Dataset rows

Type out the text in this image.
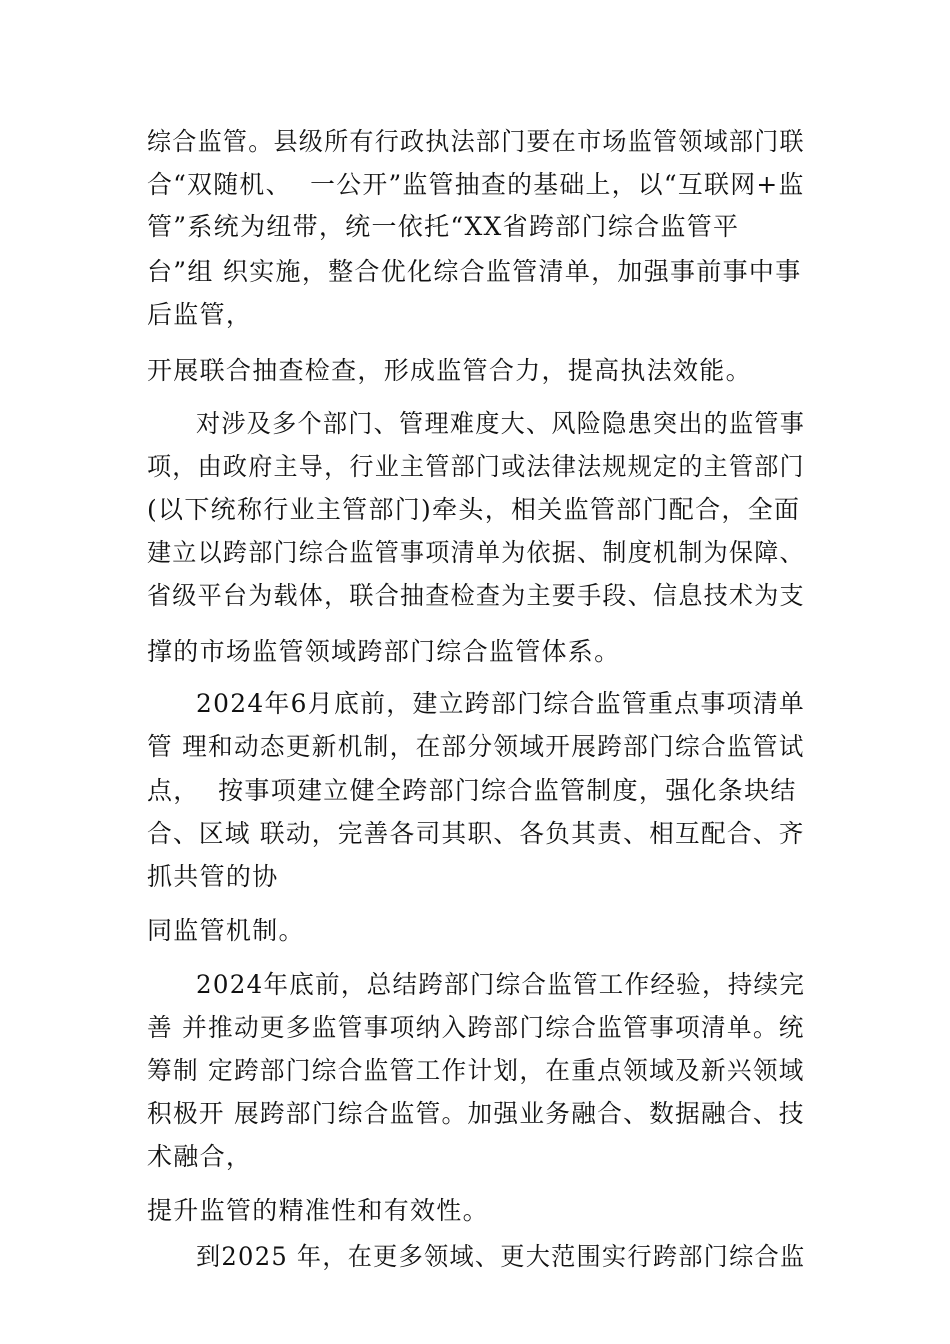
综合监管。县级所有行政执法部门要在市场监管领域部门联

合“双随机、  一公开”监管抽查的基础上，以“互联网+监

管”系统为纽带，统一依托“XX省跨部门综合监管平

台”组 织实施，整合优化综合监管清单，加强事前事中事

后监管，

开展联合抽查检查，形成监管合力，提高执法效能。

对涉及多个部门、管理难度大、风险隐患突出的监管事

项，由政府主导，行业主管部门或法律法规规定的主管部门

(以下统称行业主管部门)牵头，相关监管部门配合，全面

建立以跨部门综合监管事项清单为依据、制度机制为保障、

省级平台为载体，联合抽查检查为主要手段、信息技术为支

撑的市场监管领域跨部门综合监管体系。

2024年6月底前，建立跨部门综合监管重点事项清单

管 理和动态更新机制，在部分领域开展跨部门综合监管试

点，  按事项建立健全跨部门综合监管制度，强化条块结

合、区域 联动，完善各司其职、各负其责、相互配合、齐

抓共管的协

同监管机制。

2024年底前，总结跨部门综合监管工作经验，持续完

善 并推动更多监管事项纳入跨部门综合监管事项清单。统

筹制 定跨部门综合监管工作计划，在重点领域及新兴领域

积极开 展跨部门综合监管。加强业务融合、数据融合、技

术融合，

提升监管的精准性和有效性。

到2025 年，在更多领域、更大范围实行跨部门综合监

...

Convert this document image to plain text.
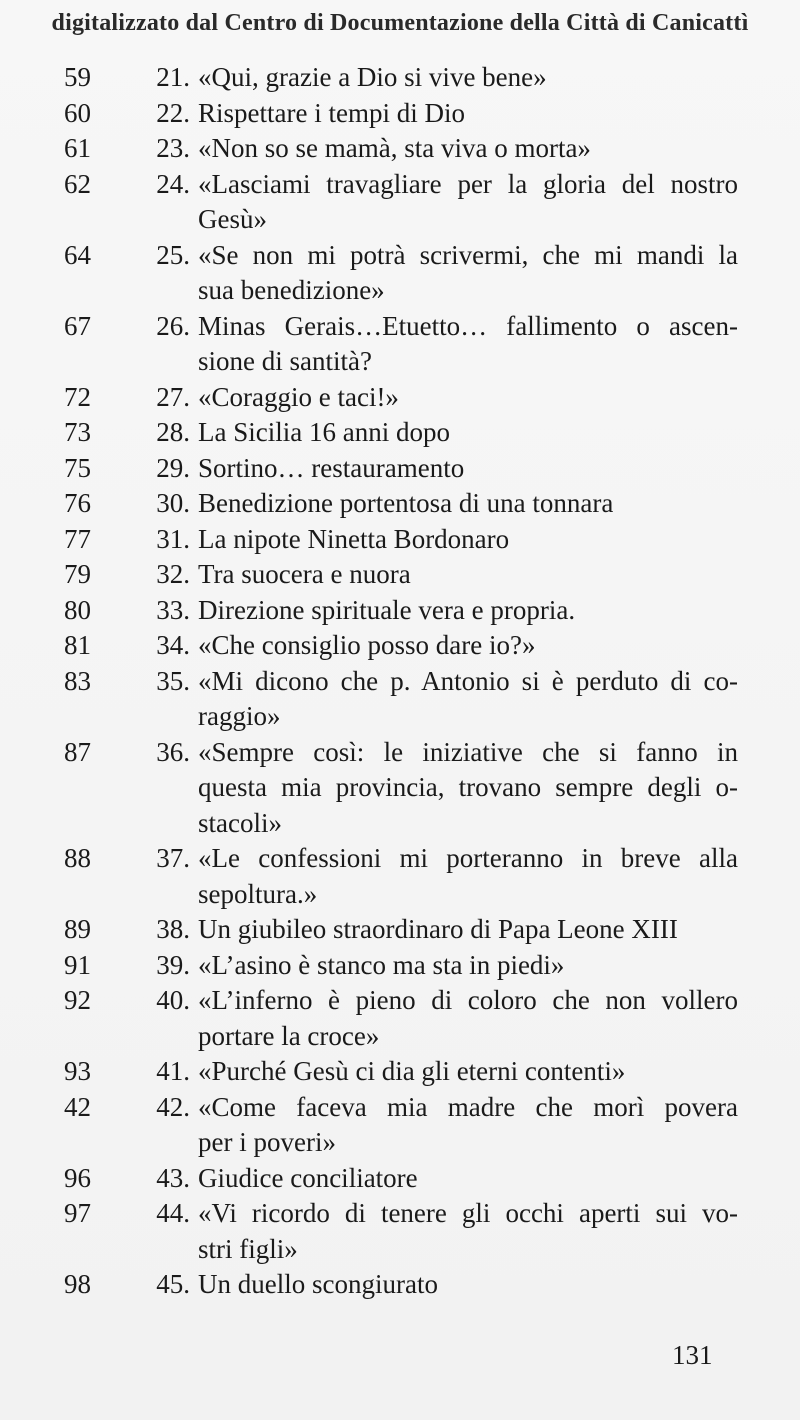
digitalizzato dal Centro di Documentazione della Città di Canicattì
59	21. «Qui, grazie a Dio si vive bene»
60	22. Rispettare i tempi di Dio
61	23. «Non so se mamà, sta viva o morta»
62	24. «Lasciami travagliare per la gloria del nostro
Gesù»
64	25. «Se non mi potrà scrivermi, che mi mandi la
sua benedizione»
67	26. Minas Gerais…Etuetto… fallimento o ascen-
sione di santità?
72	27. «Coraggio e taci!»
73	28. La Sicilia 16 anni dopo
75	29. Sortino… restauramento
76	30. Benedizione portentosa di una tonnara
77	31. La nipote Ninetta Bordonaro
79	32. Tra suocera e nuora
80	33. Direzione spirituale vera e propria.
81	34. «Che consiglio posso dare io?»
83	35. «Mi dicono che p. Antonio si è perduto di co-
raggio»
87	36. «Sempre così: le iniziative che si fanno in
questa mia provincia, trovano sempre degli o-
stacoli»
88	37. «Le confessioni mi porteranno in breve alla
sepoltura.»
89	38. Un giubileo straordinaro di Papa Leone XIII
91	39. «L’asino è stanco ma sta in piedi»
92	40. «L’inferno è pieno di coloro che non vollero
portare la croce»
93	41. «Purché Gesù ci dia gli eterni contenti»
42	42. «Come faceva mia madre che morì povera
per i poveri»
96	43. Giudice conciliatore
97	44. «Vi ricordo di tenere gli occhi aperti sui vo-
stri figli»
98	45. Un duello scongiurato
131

_Your goal_
Which lines hold the string "this"? Copy all of them from the data above.

_Solved problem_
Type out the text in this image.
Convert this document image to plain text.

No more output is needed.